*Data for this task*.
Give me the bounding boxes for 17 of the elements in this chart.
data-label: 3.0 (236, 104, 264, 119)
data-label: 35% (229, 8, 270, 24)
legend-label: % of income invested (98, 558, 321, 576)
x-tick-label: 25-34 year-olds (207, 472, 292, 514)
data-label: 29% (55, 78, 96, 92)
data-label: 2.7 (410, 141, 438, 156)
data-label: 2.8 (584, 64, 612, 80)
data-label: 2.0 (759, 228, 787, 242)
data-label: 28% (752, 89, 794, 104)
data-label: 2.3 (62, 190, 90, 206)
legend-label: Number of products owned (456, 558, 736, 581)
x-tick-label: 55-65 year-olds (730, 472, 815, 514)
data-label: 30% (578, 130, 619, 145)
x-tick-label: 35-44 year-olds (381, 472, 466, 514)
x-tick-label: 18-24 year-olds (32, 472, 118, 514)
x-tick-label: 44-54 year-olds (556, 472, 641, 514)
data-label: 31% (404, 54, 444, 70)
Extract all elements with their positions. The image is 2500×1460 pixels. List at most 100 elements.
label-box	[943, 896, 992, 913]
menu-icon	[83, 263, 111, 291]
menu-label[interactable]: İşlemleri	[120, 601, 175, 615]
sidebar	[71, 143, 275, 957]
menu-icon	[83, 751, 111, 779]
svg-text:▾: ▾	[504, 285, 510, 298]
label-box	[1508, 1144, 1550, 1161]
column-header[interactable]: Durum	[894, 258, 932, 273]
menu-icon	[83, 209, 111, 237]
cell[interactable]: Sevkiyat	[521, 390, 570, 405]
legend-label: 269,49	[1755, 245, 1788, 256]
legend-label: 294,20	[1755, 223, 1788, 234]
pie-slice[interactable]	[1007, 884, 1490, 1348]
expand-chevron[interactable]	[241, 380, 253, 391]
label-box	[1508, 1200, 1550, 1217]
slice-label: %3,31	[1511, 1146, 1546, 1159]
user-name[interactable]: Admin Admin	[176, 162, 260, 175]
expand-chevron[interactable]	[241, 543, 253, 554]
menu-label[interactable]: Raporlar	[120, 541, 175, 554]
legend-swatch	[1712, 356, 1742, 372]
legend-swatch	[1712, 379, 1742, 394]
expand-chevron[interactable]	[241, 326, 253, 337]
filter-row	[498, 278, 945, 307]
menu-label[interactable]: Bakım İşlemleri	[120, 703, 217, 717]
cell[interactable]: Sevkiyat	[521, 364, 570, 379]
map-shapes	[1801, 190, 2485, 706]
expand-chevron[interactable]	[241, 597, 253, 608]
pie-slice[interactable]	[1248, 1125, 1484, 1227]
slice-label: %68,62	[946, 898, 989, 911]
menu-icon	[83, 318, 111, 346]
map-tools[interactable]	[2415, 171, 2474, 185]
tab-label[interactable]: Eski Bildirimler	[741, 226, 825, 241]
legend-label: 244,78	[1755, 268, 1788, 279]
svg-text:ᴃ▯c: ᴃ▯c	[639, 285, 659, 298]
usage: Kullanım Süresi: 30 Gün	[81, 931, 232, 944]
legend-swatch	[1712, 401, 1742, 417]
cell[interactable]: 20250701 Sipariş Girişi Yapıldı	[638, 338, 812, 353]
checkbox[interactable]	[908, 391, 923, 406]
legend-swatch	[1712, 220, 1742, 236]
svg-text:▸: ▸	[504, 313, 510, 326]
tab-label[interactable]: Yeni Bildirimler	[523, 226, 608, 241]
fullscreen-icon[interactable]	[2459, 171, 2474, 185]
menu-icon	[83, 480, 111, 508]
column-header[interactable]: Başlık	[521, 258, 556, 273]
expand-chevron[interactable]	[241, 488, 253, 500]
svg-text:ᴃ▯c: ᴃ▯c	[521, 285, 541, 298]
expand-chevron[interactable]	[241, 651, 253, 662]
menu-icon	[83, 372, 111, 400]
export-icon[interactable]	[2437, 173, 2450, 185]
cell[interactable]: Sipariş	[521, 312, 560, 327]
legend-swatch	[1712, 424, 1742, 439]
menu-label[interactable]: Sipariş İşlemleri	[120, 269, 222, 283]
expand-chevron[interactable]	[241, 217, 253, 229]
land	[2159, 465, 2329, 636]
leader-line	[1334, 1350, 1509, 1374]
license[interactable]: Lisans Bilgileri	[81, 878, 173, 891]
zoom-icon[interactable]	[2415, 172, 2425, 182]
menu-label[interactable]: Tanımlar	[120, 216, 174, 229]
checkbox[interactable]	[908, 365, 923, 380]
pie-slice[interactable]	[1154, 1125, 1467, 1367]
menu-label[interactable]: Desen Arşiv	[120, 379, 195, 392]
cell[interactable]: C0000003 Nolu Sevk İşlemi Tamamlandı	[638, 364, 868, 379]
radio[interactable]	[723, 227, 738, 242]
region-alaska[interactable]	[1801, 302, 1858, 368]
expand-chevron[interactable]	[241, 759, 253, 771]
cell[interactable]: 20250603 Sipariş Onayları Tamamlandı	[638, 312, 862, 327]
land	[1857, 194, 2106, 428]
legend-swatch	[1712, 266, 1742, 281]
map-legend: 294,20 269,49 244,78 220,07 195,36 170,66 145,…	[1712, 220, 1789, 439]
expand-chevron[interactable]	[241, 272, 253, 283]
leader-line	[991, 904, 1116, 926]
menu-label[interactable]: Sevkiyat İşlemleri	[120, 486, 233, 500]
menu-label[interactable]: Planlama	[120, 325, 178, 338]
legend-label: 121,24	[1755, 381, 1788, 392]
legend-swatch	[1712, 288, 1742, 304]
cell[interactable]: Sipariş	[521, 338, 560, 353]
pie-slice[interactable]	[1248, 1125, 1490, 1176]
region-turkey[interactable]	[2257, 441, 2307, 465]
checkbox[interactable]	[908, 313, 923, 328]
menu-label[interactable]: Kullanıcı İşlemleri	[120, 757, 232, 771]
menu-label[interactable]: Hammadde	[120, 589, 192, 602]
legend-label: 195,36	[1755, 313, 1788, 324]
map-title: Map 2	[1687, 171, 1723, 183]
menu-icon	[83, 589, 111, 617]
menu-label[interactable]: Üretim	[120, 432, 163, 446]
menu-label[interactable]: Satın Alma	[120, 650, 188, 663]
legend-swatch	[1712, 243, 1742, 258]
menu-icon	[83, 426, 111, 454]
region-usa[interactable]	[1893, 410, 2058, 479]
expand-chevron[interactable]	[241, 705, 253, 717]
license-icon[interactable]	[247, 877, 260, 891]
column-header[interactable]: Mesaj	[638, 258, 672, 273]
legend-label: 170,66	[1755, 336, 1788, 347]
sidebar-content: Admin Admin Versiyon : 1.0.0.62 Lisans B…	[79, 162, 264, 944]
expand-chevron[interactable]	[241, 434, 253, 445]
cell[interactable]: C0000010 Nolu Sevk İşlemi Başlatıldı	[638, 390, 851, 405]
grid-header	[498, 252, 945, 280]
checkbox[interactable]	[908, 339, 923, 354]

*Instructions to follow*.
Can you turn every line of the listing above into a numbered list, leaving out any blank lines?

*Exercise solution*.
1. Give me the bounding boxes for 17 of the elements in this chart.
2. data-label: 3.0 (236, 104, 264, 119)
3. data-label: 35% (229, 8, 270, 24)
4. legend-label: % of income invested (98, 558, 321, 576)
5. x-tick-label: 25-34 year-olds (207, 472, 292, 514)
6. data-label: 29% (55, 78, 96, 92)
7. data-label: 2.7 (410, 141, 438, 156)
8. data-label: 2.8 (584, 64, 612, 80)
9. data-label: 2.0 (759, 228, 787, 242)
10. data-label: 28% (752, 89, 794, 104)
11. data-label: 2.3 (62, 190, 90, 206)
12. legend-label: Number of products owned (456, 558, 736, 581)
13. x-tick-label: 55-65 year-olds (730, 472, 815, 514)
14. data-label: 30% (578, 130, 619, 145)
15. x-tick-label: 35-44 year-olds (381, 472, 466, 514)
16. x-tick-label: 18-24 year-olds (32, 472, 118, 514)
17. x-tick-label: 44-54 year-olds (556, 472, 641, 514)
18. data-label: 31% (404, 54, 444, 70)
19. Extract all elements with their positions. The image is 2500×1460 pixels. List at most 100 elements.
20. label-box	[943, 896, 992, 913]
21. menu-icon	[83, 263, 111, 291]
22. menu-label[interactable]: İşlemleri	[120, 601, 175, 615]
23. sidebar	[71, 143, 275, 957]
24. menu-icon	[83, 751, 111, 779]
25. svg-text:▾: ▾	[504, 285, 510, 298]
26. label-box	[1508, 1144, 1550, 1161]
27. column-header[interactable]: Durum	[894, 258, 932, 273]
28. menu-icon	[83, 209, 111, 237]
29. cell[interactable]: Sevkiyat	[521, 390, 570, 405]
30. legend-label: 269,49	[1755, 245, 1788, 256]
31. legend-label: 294,20	[1755, 223, 1788, 234]
32. pie-slice[interactable]	[1007, 884, 1490, 1348]
33. expand-chevron[interactable]	[241, 380, 253, 391]
34. label-box	[1508, 1200, 1550, 1217]
35. slice-label: %3,31	[1511, 1146, 1546, 1159]
36. user-name[interactable]: Admin Admin	[176, 162, 260, 175]
37. expand-chevron[interactable]	[241, 543, 253, 554]
38. menu-label[interactable]: Raporlar	[120, 541, 175, 554]
39. legend-swatch	[1712, 356, 1742, 372]
40. legend-swatch	[1712, 379, 1742, 394]
41. expand-chevron[interactable]	[241, 326, 253, 337]
42. filter-row	[498, 278, 945, 307]
43. menu-label[interactable]: Bakım İşlemleri	[120, 703, 217, 717]
44. cell[interactable]: Sevkiyat	[521, 364, 570, 379]
45. map-shapes	[1801, 190, 2485, 706]
46. expand-chevron[interactable]	[241, 597, 253, 608]
47. pie-slice[interactable]	[1248, 1125, 1484, 1227]
48. slice-label: %68,62	[946, 898, 989, 911]
49. menu-icon	[83, 318, 111, 346]
50. map-tools[interactable]	[2415, 171, 2474, 185]
51. tab-label[interactable]: Eski Bildirimler	[741, 226, 825, 241]
52. legend-label: 244,78	[1755, 268, 1788, 279]
53. svg-text:ᴃ▯c: ᴃ▯c	[639, 285, 659, 298]
54. usage: Kullanım Süresi: 30 Gün	[81, 931, 232, 944]
55. legend-swatch	[1712, 401, 1742, 417]
56. cell[interactable]: 20250701 Sipariş Girişi Yapıldı	[638, 338, 812, 353]
57. checkbox[interactable]	[908, 391, 923, 406]
58. legend-swatch	[1712, 220, 1742, 236]
59. svg-text:▸: ▸	[504, 313, 510, 326]
60. tab-label[interactable]: Yeni Bildirimler	[523, 226, 608, 241]
61. fullscreen-icon[interactable]	[2459, 171, 2474, 185]
62. menu-icon	[83, 480, 111, 508]
63. column-header[interactable]: Başlık	[521, 258, 556, 273]
64. expand-chevron[interactable]	[241, 488, 253, 500]
65. svg-text:ᴃ▯c: ᴃ▯c	[521, 285, 541, 298]
66. expand-chevron[interactable]	[241, 651, 253, 662]
67. menu-icon	[83, 372, 111, 400]
68. export-icon[interactable]	[2437, 173, 2450, 185]
69. cell[interactable]: Sipariş	[521, 312, 560, 327]
70. legend-swatch	[1712, 424, 1742, 439]
71. menu-label[interactable]: Sipariş İşlemleri	[120, 269, 222, 283]
72. expand-chevron[interactable]	[241, 217, 253, 229]
73. land	[2159, 465, 2329, 636]
74. leader-line	[1334, 1350, 1509, 1374]
75. license[interactable]: Lisans Bilgileri	[81, 878, 173, 891]
76. zoom-icon[interactable]	[2415, 172, 2425, 182]
77. menu-label[interactable]: Tanımlar	[120, 216, 174, 229]
78. checkbox[interactable]	[908, 365, 923, 380]
79. pie-slice[interactable]	[1154, 1125, 1467, 1367]
80. menu-label[interactable]: Desen Arşiv	[120, 379, 195, 392]
81. cell[interactable]: C0000003 Nolu Sevk İşlemi Tamamlandı	[638, 364, 868, 379]
82. radio[interactable]	[723, 227, 738, 242]
83. region-alaska[interactable]	[1801, 302, 1858, 368]
84. expand-chevron[interactable]	[241, 759, 253, 771]
85. cell[interactable]: 20250603 Sipariş Onayları Tamamlandı	[638, 312, 862, 327]
86. land	[1857, 194, 2106, 428]
87. legend-swatch	[1712, 266, 1742, 281]
88. map-legend: 294,20 269,49 244,78 220,07 195,36 170,66 145,…	[1712, 220, 1789, 439]
89. expand-chevron[interactable]	[241, 272, 253, 283]
90. leader-line	[991, 904, 1116, 926]
91. menu-label[interactable]: Sevkiyat İşlemleri	[120, 486, 233, 500]
92. menu-label[interactable]: Planlama	[120, 325, 178, 338]
93. legend-label: 121,24	[1755, 381, 1788, 392]
94. legend-swatch	[1712, 288, 1742, 304]
95. cell[interactable]: Sipariş	[521, 338, 560, 353]
96. pie-slice[interactable]	[1248, 1125, 1490, 1176]
97. region-turkey[interactable]	[2257, 441, 2307, 465]
98. checkbox[interactable]	[908, 313, 923, 328]
99. menu-label[interactable]: Kullanıcı İşlemleri	[120, 757, 232, 771]
100. menu-label[interactable]: Hammadde	[120, 589, 192, 602]
101. legend-label: 195,36	[1755, 313, 1788, 324]
102. map-title: Map 2	[1687, 171, 1723, 183]
103. menu-icon	[83, 589, 111, 617]
104. menu-label[interactable]: Üretim	[120, 432, 163, 446]
105. menu-label[interactable]: Satın Alma	[120, 650, 188, 663]
106. legend-swatch	[1712, 243, 1742, 258]
107. menu-icon	[83, 426, 111, 454]
108. region-usa[interactable]	[1893, 410, 2058, 479]
109. expand-chevron[interactable]	[241, 705, 253, 717]
110. license-icon[interactable]	[247, 877, 260, 891]
111. column-header[interactable]: Mesaj	[638, 258, 672, 273]
112. legend-label: 170,66	[1755, 336, 1788, 347]
113. sidebar-content: Admin Admin Versiyon : 1.0.0.62 Lisans B…	[79, 162, 264, 944]
114. expand-chevron[interactable]	[241, 434, 253, 445]
115. cell[interactable]: C0000010 Nolu Sevk İşlemi Başlatıldı	[638, 390, 851, 405]
116. grid-header	[498, 252, 945, 280]
117. checkbox[interactable]	[908, 339, 923, 354]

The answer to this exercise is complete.